▶ [Exercise brief]:
Identify the lines that include the word "content", then copy all of them.

▶ [Records supplied]:

• • •

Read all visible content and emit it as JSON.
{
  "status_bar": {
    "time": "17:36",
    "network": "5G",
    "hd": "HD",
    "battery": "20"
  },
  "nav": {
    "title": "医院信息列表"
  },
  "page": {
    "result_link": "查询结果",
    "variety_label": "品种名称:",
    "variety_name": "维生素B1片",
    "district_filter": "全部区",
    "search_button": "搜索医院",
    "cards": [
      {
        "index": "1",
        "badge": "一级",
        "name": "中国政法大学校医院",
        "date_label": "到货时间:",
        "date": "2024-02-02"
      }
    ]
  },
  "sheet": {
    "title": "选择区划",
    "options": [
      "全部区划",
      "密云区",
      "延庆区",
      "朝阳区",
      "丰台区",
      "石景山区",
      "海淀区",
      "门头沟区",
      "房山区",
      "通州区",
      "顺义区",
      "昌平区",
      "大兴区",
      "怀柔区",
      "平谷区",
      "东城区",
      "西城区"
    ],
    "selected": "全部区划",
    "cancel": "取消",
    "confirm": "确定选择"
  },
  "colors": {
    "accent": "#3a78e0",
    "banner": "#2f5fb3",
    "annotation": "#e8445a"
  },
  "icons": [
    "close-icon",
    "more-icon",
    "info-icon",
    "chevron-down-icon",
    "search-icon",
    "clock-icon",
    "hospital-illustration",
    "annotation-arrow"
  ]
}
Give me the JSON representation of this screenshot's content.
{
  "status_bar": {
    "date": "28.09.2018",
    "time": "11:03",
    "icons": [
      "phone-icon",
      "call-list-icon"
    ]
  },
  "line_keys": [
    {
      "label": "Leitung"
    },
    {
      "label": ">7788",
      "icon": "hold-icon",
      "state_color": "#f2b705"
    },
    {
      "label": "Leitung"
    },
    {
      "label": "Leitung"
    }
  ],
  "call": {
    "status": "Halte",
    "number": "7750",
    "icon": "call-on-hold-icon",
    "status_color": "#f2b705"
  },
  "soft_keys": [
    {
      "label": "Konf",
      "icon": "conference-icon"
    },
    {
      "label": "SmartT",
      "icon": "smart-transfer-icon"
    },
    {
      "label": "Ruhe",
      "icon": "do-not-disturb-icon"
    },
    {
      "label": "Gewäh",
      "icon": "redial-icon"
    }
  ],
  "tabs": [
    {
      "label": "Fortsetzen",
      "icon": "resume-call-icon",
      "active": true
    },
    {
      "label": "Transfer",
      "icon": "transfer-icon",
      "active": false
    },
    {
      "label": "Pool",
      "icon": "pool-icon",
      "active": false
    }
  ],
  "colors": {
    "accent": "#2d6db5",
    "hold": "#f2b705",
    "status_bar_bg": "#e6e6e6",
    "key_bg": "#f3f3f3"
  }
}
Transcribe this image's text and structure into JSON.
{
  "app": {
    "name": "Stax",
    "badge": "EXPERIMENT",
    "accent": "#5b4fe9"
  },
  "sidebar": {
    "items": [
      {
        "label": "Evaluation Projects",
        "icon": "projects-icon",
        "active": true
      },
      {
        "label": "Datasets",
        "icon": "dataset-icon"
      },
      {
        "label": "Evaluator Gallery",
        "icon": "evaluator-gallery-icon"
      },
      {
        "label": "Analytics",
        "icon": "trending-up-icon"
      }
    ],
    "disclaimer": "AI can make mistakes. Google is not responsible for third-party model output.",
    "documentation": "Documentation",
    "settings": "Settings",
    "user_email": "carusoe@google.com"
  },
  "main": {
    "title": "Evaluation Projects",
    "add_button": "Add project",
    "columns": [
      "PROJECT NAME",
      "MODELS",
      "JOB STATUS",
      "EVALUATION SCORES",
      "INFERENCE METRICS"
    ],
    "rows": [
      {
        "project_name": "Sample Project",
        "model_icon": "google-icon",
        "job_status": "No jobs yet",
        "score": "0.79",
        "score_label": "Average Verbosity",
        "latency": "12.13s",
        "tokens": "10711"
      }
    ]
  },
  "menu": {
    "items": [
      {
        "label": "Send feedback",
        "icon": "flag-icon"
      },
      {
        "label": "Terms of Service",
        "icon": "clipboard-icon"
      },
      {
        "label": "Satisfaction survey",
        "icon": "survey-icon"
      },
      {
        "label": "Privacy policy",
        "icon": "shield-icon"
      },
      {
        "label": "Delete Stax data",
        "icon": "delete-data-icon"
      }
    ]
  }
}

• • •

▶ [Problem solution]:
Read all visible content and emit it as JSON.
Give me the JSON representation of this screenshot's content.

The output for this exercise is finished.